— Begin TASK DATA —

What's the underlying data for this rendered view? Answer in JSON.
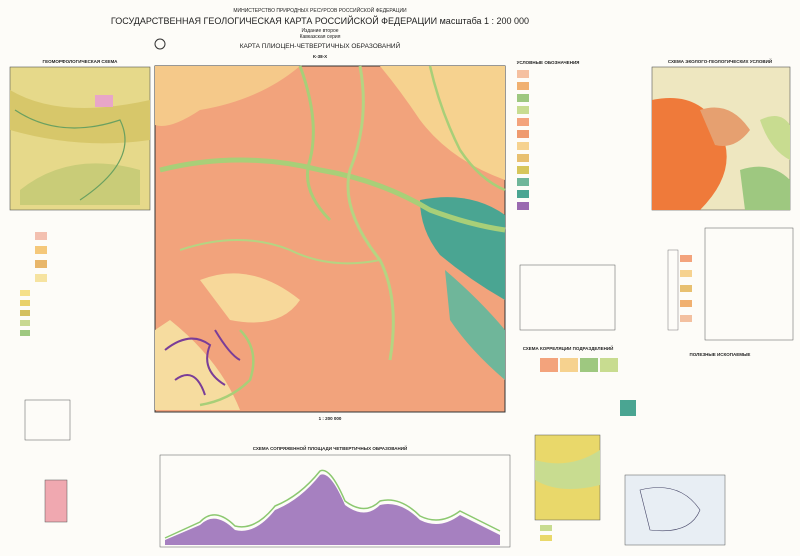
{
  "header": {
    "ministry": "МИНИСТЕРСТВО ПРИРОДНЫХ РЕСУРСОВ РОССИЙСКОЙ ФЕДЕРАЦИИ",
    "title": "ГОСУДАРСТВЕННАЯ ГЕОЛОГИЧЕСКАЯ КАРТА РОССИЙСКОЙ ФЕДЕРАЦИИ масштаба 1 : 200 000",
    "edition": "Издание второе",
    "series": "Кавказская серия",
    "map_title": "КАРТА ПЛИОЦЕН-ЧЕТВЕРТИЧНЫХ ОБРАЗОВАНИЙ",
    "sheet": "K-38-X"
  },
  "panels": {
    "left_inset": "ГЕОМОРФОЛОГИЧЕСКАЯ СХЕМА",
    "right_inset": "СХЕМА ЭКОЛОГО-ГЕОЛОГИЧЕСКИХ УСЛОВИЙ",
    "legend": "УСЛОВНЫЕ ОБОЗНАЧЕНИЯ",
    "correlation": "СХЕМА КОРРЕЛЯЦИИ ПОДРАЗДЕЛЕНИЙ",
    "scale": "1 : 200 000",
    "profile": "СХЕМА СОПРЯЖЕННОЙ ПЛОЩАДИ ЧЕТВЕРТИЧНЫХ ОБРАЗОВАНИЙ",
    "minerals": "ПОЛЕЗНЫЕ ИСКОПАЕМЫЕ"
  }
}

— End TASK DATA —

OBJECTIVE
Verbatim reproduction of every record is required; images are left out.

THE RESPONSE
What's the underlying data for this rendered view? Answer in JSON.
{
  "header": {
    "ministry": "МИНИСТЕРСТВО ПРИРОДНЫХ РЕСУРСОВ РОССИЙСКОЙ ФЕДЕРАЦИИ",
    "title": "ГОСУДАРСТВЕННАЯ ГЕОЛОГИЧЕСКАЯ КАРТА РОССИЙСКОЙ ФЕДЕРАЦИИ масштаба 1 : 200 000",
    "edition": "Издание второе",
    "series": "Кавказская серия",
    "map_title": "КАРТА ПЛИОЦЕН-ЧЕТВЕРТИЧНЫХ ОБРАЗОВАНИЙ",
    "sheet": "K-38-X"
  },
  "panels": {
    "left_inset": "ГЕОМОРФОЛОГИЧЕСКАЯ СХЕМА",
    "right_inset": "СХЕМА ЭКОЛОГО-ГЕОЛОГИЧЕСКИХ УСЛОВИЙ",
    "legend": "УСЛОВНЫЕ ОБОЗНАЧЕНИЯ",
    "correlation": "СХЕМА КОРРЕЛЯЦИИ ПОДРАЗДЕЛЕНИЙ",
    "scale": "1 : 200 000",
    "profile": "СХЕМА СОПРЯЖЕННОЙ ПЛОЩАДИ ЧЕТВЕРТИЧНЫХ ОБРАЗОВАНИЙ",
    "minerals": "ПОЛЕЗНЫЕ ИСКОПАЕМЫЕ"
  }
}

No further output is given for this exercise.